BEGIN DATA FOR PROCESSING

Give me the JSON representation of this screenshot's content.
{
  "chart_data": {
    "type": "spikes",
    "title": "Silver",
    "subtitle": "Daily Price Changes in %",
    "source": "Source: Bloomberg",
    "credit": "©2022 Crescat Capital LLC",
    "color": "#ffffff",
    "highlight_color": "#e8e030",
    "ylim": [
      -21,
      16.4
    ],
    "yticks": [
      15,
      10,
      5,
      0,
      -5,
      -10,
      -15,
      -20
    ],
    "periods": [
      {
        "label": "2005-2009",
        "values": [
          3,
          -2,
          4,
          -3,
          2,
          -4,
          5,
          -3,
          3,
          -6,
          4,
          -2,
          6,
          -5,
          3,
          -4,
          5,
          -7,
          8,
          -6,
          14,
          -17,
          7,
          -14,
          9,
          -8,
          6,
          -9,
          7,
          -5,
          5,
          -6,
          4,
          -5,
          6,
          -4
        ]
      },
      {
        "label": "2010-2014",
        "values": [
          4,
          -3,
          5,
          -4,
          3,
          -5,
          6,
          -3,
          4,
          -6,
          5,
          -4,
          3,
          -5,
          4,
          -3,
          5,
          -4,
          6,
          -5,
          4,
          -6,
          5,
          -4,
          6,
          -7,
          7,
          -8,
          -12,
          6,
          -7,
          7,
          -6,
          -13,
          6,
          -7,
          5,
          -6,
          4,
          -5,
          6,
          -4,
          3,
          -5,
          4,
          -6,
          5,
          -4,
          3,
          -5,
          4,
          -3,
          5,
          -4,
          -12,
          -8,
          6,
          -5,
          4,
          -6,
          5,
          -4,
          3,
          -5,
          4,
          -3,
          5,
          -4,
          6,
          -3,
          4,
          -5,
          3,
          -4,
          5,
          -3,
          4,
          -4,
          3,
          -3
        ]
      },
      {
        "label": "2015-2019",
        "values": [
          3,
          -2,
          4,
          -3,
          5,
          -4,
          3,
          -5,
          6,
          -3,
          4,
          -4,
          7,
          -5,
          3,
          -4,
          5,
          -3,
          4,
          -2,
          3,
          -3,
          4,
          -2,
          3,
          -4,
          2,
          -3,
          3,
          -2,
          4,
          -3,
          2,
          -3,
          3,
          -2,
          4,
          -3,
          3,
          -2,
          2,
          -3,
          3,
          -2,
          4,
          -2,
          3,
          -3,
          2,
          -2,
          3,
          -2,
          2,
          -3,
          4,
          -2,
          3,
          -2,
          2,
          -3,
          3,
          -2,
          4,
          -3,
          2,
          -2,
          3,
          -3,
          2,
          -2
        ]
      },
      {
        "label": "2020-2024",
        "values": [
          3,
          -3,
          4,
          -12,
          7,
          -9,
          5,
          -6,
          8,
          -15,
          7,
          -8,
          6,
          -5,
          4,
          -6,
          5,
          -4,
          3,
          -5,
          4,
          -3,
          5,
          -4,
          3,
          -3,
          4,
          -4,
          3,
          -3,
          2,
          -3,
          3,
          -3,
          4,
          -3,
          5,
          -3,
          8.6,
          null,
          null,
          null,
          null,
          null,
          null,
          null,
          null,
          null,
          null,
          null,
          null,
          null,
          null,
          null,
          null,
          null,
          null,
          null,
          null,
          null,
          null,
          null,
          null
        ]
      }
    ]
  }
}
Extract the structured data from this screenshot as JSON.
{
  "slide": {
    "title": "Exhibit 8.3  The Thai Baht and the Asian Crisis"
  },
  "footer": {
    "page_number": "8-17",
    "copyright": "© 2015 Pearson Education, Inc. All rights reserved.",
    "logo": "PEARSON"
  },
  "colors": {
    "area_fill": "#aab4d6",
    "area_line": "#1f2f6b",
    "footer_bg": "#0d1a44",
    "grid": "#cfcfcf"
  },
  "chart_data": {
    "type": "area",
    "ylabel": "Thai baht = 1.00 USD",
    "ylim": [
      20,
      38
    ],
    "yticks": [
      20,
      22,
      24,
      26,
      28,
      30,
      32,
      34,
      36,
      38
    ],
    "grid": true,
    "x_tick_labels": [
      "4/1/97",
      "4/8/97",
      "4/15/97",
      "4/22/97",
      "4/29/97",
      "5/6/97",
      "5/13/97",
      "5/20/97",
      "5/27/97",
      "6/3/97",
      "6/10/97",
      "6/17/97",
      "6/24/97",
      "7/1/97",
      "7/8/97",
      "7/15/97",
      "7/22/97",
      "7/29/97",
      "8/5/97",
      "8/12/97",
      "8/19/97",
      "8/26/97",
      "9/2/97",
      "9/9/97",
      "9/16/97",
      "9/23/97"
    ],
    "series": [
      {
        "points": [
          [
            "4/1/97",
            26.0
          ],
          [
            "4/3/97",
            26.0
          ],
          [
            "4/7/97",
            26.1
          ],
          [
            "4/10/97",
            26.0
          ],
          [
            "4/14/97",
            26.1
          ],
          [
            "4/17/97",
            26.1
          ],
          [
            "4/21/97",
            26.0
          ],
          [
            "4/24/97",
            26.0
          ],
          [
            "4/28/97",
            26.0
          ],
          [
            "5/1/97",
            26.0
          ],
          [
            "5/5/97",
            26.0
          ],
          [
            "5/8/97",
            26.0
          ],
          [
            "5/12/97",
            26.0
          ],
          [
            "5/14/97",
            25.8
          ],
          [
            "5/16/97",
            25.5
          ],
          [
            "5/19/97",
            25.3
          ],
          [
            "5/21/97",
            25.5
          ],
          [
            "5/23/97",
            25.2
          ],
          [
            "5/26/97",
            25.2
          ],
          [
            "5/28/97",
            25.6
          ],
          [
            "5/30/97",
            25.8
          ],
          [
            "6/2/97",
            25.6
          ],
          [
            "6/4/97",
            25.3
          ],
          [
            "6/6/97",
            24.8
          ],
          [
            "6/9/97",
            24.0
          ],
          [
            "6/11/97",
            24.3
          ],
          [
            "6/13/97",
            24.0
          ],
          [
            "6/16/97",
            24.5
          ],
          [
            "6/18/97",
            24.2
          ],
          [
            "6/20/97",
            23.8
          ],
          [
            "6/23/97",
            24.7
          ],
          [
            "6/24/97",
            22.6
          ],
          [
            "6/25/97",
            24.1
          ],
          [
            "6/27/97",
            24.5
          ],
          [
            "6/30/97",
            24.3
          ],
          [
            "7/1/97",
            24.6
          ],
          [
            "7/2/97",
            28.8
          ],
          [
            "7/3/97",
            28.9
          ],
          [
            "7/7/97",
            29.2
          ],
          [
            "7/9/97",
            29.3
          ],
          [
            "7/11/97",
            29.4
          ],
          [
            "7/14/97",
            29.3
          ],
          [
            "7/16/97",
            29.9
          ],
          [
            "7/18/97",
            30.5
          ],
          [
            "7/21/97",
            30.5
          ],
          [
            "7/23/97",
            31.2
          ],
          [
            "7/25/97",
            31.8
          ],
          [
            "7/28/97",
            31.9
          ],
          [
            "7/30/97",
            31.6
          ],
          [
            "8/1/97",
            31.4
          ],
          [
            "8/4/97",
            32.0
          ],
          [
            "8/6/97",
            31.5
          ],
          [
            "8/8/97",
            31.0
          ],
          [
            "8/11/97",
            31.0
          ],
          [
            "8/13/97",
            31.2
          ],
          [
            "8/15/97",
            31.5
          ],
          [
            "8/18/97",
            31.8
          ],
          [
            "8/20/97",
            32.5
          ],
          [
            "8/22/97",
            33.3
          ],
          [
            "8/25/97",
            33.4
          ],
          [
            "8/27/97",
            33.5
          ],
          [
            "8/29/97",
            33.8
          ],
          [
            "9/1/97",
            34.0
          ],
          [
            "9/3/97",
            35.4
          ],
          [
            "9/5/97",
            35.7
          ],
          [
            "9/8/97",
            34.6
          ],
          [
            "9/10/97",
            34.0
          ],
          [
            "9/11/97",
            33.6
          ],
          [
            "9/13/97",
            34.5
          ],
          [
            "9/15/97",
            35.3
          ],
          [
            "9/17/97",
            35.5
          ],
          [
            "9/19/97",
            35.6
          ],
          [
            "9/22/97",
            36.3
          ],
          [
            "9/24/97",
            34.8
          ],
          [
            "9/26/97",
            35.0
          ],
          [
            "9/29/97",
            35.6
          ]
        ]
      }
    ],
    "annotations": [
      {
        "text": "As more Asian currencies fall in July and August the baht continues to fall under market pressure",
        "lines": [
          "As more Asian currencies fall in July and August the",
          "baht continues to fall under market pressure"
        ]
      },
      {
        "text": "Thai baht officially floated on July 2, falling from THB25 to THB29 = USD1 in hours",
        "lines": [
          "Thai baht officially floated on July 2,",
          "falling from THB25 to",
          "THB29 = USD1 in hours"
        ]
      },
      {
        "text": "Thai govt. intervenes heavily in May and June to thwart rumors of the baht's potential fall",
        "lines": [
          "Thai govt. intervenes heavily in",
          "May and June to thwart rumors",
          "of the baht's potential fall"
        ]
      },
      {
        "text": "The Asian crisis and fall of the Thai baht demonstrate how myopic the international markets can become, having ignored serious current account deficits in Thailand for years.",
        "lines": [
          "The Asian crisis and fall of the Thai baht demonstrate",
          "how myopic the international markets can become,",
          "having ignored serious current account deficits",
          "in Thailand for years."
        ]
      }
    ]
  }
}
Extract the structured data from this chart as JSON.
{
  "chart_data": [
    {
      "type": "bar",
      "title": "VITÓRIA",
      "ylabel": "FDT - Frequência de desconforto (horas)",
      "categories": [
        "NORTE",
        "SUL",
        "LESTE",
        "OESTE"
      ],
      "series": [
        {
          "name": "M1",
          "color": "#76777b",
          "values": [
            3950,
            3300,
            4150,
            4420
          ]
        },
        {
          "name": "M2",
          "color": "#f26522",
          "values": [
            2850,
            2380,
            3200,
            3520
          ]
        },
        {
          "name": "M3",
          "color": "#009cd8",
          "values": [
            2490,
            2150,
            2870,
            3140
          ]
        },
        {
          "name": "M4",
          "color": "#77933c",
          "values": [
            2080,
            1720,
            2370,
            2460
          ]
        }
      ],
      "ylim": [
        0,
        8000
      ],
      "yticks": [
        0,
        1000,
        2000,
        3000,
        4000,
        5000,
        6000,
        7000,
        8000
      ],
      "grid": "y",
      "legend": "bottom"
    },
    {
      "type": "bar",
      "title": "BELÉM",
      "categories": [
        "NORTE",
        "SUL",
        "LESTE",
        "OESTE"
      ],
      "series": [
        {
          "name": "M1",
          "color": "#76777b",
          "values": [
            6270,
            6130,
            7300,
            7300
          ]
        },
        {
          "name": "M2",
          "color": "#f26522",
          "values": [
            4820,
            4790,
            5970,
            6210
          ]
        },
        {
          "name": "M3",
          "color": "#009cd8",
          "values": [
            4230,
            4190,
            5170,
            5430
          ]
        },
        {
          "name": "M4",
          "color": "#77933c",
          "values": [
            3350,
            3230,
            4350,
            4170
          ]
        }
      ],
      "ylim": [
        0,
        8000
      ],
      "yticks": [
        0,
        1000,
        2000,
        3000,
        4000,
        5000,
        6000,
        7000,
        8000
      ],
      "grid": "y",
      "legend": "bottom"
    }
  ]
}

END DATA FOR PROCESSING

Among the lines of the data above, count those holding "international" and state only the number.

THE COMPLETED TASK. 2